§ Data listing:
[Start]
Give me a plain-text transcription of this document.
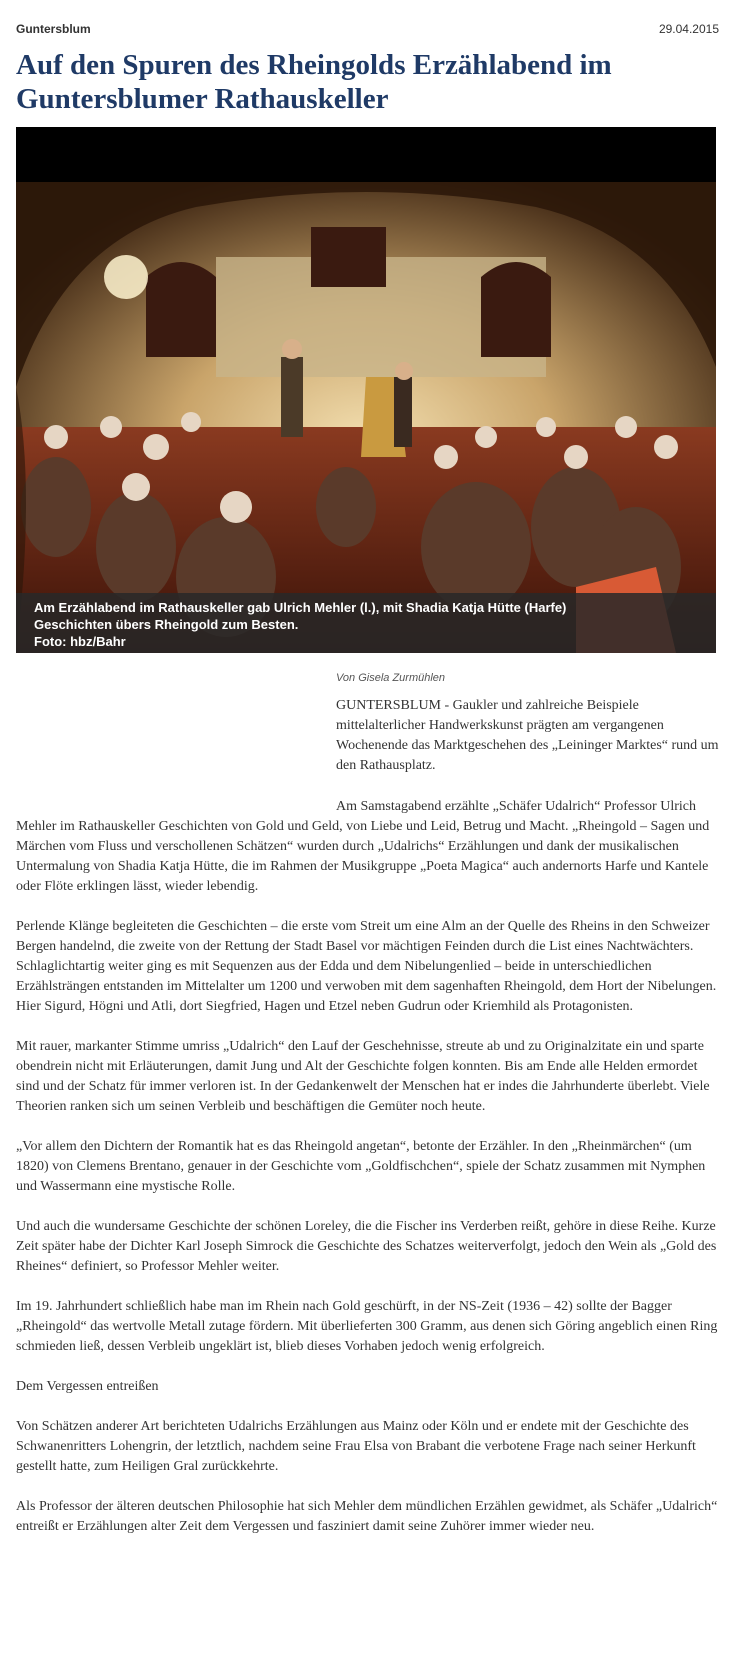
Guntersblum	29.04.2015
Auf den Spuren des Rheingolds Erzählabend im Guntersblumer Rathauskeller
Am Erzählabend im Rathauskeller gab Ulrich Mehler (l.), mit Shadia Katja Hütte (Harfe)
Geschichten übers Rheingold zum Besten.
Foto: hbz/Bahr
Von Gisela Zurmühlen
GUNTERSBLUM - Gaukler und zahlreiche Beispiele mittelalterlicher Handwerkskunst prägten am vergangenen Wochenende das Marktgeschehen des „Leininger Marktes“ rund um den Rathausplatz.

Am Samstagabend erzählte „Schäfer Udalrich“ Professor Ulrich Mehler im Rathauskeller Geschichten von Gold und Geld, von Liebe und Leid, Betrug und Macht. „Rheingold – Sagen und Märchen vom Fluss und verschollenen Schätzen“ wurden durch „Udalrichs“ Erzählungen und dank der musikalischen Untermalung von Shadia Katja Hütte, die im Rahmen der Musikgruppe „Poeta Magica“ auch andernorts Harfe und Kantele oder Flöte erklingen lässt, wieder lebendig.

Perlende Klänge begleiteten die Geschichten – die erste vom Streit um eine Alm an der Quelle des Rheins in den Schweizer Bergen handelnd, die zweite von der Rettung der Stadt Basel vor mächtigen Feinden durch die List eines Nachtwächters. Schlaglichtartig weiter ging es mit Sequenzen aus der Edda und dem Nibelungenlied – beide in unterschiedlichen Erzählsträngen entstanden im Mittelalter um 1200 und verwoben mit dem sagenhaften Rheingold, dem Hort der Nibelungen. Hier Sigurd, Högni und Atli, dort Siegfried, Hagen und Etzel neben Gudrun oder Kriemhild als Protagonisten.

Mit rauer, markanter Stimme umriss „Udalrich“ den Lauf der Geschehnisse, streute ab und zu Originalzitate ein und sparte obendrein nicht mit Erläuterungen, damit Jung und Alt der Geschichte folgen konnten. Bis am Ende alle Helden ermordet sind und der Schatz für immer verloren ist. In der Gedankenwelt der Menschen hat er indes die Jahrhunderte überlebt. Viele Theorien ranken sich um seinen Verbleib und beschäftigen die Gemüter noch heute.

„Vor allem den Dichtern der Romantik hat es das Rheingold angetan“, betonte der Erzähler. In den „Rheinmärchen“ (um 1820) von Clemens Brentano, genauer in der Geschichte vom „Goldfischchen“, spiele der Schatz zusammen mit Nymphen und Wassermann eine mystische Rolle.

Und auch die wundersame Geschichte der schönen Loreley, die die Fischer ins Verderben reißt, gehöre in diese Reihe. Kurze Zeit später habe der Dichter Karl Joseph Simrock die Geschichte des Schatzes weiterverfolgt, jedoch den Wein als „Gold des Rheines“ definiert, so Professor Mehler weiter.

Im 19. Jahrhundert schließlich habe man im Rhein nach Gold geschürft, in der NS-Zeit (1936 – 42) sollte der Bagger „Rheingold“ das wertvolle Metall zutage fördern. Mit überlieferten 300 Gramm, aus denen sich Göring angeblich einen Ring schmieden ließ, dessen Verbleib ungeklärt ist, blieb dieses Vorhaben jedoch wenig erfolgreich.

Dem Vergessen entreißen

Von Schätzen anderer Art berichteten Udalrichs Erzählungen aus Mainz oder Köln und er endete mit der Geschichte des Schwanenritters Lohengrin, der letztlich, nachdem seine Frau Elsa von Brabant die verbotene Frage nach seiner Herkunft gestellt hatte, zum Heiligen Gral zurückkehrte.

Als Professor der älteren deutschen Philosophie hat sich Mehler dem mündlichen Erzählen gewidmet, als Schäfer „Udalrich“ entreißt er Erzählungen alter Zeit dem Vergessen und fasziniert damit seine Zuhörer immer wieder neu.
[End]
[Start]
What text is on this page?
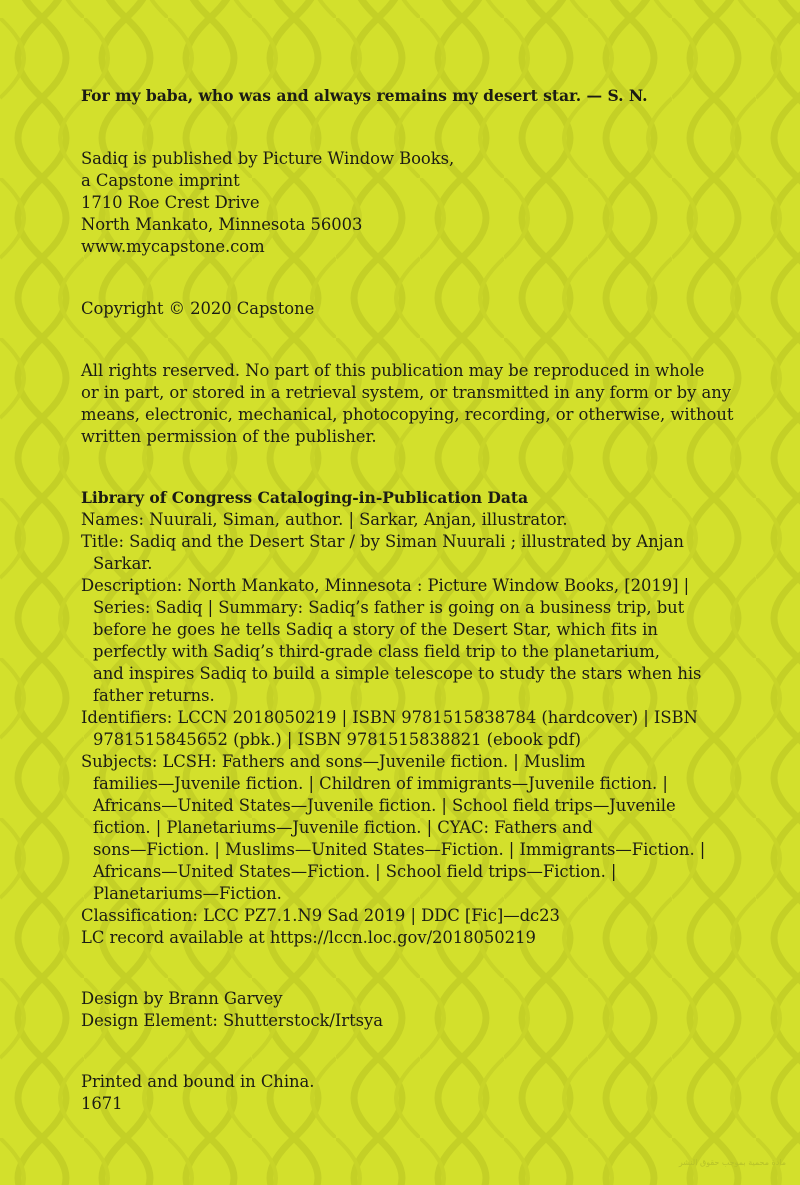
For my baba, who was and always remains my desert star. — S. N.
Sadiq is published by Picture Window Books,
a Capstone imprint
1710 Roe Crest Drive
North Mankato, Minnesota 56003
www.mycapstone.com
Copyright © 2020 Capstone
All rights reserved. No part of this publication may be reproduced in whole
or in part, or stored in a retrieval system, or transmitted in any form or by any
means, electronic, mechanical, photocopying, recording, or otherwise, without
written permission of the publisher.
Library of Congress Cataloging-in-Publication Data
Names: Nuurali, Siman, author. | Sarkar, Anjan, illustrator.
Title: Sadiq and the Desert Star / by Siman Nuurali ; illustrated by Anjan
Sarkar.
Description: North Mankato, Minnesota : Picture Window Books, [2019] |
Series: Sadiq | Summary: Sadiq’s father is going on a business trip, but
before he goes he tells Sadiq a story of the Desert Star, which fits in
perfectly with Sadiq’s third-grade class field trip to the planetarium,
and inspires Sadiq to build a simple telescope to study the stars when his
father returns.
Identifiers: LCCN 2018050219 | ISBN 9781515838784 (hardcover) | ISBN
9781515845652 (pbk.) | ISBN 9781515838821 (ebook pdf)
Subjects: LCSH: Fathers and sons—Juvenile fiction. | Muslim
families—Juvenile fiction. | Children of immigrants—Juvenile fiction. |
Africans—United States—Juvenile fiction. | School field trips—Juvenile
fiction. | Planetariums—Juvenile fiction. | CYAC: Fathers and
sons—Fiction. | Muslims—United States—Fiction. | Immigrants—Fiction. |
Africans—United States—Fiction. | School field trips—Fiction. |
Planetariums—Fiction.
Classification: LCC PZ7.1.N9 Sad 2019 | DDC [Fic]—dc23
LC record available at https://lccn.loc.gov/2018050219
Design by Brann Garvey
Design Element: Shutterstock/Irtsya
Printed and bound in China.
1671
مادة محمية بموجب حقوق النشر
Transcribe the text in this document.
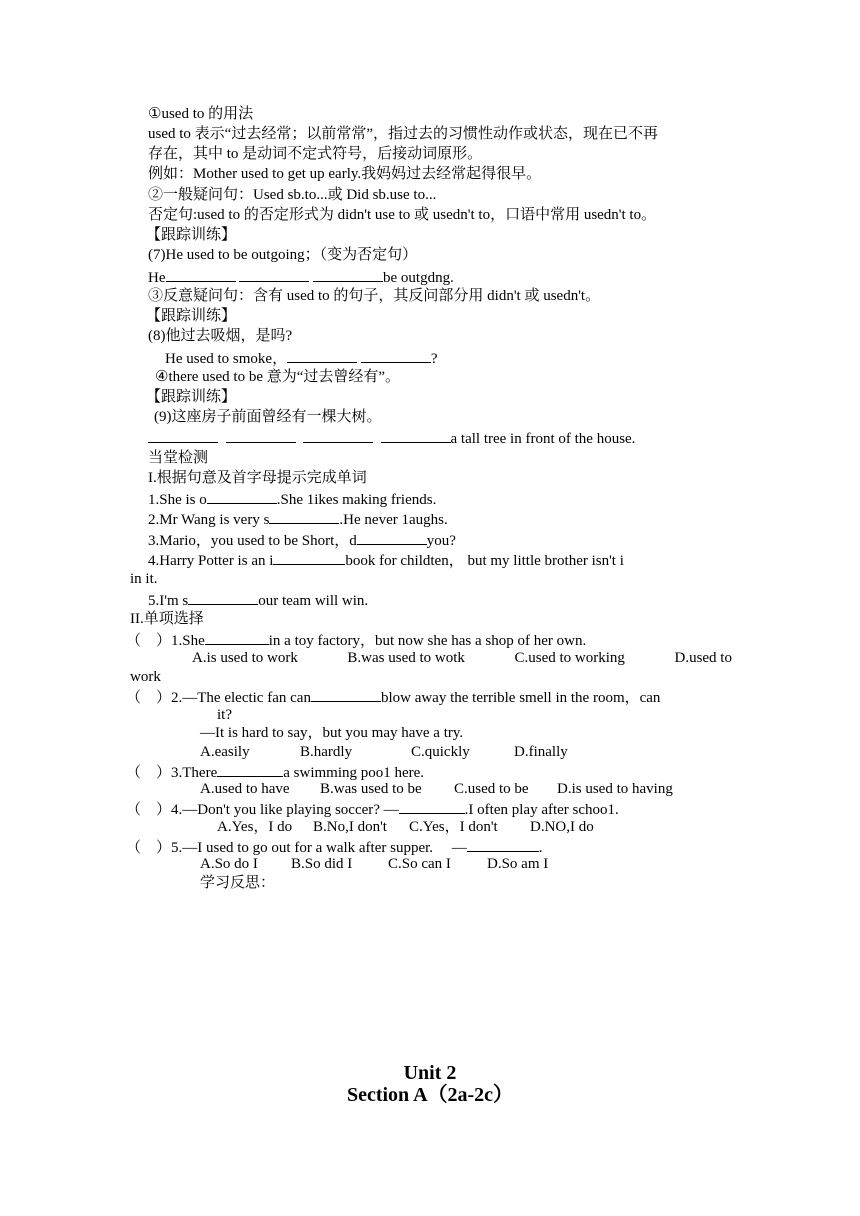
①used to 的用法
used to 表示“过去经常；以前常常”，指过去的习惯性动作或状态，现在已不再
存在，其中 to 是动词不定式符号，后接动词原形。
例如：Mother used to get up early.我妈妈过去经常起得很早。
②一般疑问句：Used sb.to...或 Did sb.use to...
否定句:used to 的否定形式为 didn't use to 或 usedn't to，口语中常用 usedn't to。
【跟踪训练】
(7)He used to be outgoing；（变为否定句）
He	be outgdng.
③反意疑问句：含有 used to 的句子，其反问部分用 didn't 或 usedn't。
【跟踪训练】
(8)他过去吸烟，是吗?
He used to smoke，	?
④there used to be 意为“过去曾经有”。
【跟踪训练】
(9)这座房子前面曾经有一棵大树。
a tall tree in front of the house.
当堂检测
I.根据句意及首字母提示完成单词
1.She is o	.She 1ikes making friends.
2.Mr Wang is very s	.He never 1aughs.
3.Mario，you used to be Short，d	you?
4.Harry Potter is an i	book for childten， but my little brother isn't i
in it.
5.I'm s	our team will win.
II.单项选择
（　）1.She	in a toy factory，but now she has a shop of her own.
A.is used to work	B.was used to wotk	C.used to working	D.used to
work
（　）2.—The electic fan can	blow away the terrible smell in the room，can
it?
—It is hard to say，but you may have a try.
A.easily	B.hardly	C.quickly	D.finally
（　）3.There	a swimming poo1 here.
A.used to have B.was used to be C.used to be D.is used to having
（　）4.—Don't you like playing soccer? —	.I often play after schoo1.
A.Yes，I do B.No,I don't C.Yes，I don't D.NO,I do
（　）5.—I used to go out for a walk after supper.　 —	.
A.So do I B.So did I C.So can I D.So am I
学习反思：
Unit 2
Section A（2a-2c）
[End]
§ Task instructions: Look through the entries above and count each line holding "Ulrich"; report the count alone.

§ Finished task: 2